◆ TASK REQUIREMENTS: Can you find the lines of the listing that include "experienced" and copy every one?
**********
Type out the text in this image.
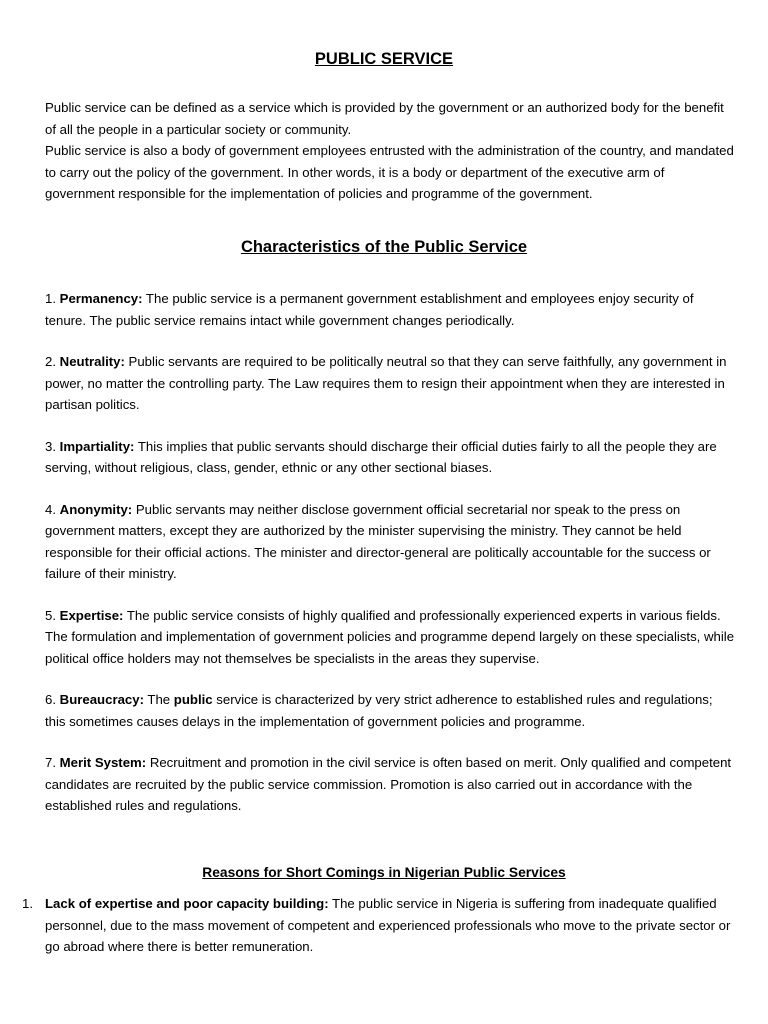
PUBLIC SERVICE

Public service can be defined as a service which is provided by the government or an authorized body for the benefit of all the people in a particular society or community.

Public service is also a body of government employees entrusted with the administration of the country, and mandated to carry out the policy of the government. In other words, it is a body or department of the executive arm of government responsible for the implementation of policies and programme of the government.

Characteristics of the Public Service
1. Permanency: The public service is a permanent government establishment and employees enjoy security of tenure. The public service remains intact while government changes periodically.
2. Neutrality: Public servants are required to be politically neutral so that they can serve faithfully, any government in power, no matter the controlling party. The Law requires them to resign their appointment when they are interested in partisan politics.
3. Impartiality: This implies that public servants should discharge their official duties fairly to all the people they are serving, without religious, class, gender, ethnic or any other sectional biases.
4. Anonymity: Public servants may neither disclose government official secretarial nor speak to the press on government matters, except they are authorized by the minister supervising the ministry. They cannot be held responsible for their official actions. The minister and director-general are politically accountable for the success or failure of their ministry.
5. Expertise: The public service consists of highly qualified and professionally experienced experts in various fields. The formulation and implementation of government policies and programme depend largely on these specialists, while political office holders may not themselves be specialists in the areas they supervise.
6. Bureaucracy: The public service is characterized by very strict adherence to established rules and regulations; this sometimes causes delays in the implementation of government policies and programme.
7. Merit System: Recruitment and promotion in the civil service is often based on merit. Only qualified and competent candidates are recruited by the public service commission. Promotion is also carried out in accordance with the established rules and regulations.
Reasons for Short Comings in Nigerian Public Services
1. Lack of expertise and poor capacity building: The public service in Nigeria is suffering from inadequate qualified personnel, due to the mass movement of competent and experienced professionals who move to the private sector or go abroad where there is better remuneration.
**********
◆ CORRECT RESULT:
5. Expertise: The public service consists of highly qualified and professionally experienced experts in various fields. The formulation and implementation of government policies and programme depend largely on these specialists, while political office holders may not themselves be specialists in the areas they supervise.
1. Lack of expertise and poor capacity building: The public service in Nigeria is suffering from inadequate qualified personnel, due to the mass movement of competent and experienced professionals who move to the private sector or go abroad where there is better remuneration.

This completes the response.